_What needs to be done_. Tally every line featuring "Interval", then give that tally alone.

_Input rows_.
-- BEGIN --

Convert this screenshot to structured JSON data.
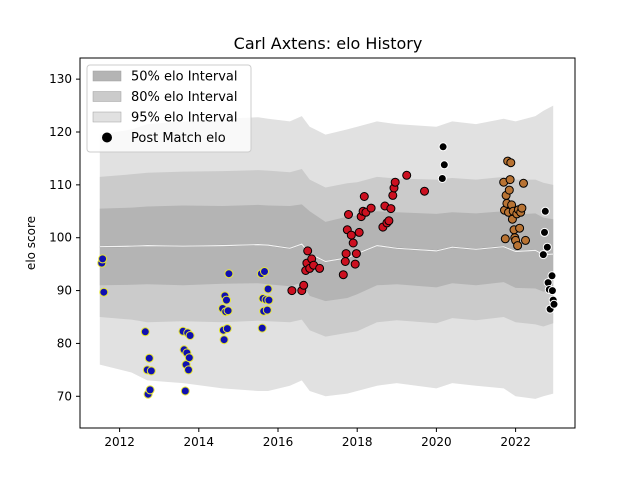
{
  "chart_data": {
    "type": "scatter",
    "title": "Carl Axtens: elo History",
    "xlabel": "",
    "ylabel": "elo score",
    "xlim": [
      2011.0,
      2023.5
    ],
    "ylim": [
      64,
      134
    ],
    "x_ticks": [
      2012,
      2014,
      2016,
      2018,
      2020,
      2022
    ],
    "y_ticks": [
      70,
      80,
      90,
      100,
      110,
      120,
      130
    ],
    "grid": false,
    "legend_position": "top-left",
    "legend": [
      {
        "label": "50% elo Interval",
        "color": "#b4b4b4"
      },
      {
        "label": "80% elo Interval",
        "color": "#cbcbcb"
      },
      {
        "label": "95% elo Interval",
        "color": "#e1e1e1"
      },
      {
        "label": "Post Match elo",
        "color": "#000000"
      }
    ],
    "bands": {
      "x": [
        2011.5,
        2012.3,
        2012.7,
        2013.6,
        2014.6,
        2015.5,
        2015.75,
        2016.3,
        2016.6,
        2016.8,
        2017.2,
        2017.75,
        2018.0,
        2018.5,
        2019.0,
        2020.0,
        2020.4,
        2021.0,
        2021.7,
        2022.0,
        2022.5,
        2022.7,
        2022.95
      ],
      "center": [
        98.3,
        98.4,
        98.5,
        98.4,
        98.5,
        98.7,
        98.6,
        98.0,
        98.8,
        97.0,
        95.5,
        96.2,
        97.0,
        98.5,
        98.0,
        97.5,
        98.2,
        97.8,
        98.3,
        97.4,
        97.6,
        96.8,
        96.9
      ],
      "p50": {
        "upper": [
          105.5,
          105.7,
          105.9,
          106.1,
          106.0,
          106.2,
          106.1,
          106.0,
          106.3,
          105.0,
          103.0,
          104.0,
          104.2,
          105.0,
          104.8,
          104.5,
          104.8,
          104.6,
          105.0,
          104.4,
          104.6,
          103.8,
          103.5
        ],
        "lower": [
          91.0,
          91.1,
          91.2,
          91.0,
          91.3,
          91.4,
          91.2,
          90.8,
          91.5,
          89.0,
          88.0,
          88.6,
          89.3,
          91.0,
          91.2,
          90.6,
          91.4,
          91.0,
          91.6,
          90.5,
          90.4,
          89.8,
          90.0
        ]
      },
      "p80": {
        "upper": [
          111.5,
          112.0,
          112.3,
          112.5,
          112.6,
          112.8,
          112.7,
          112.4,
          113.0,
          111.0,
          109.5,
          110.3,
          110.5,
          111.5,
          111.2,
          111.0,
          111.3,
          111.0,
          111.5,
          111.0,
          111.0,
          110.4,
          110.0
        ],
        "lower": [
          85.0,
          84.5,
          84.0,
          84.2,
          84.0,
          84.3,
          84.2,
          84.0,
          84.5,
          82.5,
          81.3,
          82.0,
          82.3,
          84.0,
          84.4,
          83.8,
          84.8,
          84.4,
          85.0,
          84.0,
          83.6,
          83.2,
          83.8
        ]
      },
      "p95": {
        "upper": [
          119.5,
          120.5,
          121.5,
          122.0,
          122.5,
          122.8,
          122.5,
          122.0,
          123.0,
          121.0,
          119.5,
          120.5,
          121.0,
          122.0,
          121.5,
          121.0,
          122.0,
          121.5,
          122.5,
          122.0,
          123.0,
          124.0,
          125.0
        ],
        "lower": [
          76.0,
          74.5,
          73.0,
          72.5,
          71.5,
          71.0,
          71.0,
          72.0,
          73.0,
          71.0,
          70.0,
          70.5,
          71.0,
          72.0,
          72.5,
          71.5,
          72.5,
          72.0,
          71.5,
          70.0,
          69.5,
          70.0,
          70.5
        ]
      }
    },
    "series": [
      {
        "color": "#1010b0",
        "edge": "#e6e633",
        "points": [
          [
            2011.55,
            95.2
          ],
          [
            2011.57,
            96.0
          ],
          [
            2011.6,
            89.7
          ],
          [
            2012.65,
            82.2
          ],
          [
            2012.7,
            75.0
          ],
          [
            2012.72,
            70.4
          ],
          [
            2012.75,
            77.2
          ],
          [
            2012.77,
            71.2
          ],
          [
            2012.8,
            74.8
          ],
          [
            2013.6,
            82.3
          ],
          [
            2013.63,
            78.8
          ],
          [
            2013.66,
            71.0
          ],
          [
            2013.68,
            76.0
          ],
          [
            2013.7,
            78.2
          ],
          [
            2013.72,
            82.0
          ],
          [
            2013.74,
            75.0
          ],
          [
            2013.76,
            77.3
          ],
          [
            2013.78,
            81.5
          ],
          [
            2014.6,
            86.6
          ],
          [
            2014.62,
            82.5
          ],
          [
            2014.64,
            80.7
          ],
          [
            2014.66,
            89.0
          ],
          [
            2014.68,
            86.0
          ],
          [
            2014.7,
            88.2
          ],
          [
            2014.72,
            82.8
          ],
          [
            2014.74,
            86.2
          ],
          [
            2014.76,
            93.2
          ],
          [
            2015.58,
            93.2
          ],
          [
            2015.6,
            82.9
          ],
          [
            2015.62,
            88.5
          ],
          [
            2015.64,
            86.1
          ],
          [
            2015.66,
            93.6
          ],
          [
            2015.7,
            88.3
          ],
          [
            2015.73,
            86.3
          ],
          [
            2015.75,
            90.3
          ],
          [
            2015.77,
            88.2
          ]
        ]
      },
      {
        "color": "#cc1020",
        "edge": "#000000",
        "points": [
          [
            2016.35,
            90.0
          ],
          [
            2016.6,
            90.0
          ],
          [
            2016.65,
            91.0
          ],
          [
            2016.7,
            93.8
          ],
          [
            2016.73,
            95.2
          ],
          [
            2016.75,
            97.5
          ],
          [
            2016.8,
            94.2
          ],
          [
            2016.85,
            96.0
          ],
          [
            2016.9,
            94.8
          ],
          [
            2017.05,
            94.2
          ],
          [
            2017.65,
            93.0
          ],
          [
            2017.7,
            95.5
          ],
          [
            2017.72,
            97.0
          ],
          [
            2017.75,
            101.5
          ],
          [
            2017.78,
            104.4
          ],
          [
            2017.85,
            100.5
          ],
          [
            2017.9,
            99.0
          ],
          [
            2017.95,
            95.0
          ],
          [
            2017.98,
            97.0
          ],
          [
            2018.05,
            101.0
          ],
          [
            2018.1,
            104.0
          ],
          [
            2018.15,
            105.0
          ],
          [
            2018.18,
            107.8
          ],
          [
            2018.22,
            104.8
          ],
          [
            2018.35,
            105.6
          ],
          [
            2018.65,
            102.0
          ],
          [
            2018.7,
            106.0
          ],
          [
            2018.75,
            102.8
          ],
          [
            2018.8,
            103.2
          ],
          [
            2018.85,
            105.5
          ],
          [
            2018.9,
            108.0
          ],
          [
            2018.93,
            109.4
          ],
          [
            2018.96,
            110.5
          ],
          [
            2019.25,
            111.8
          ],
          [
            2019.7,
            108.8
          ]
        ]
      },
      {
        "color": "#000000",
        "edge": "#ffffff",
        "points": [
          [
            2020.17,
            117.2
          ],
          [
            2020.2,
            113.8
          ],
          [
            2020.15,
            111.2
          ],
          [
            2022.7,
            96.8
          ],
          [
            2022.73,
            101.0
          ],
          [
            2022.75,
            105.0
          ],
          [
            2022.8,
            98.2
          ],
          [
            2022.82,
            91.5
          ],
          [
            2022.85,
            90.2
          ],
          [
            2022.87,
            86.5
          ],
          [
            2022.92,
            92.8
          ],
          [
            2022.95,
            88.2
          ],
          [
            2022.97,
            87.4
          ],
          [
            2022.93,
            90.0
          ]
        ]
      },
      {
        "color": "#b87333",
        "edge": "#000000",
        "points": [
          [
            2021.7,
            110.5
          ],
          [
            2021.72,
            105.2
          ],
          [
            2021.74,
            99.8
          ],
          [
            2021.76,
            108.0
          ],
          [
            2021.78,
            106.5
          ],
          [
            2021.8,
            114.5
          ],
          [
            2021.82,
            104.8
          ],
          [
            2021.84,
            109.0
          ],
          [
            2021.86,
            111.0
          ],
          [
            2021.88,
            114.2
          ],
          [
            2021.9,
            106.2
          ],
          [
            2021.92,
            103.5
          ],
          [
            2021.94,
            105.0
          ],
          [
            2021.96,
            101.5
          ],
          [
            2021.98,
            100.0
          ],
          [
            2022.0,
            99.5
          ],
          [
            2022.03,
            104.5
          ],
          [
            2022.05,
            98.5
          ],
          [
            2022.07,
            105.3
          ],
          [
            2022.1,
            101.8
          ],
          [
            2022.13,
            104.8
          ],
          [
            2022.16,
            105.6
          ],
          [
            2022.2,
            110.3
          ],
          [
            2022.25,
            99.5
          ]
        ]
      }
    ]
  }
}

-- END --

_Exercise result_. 3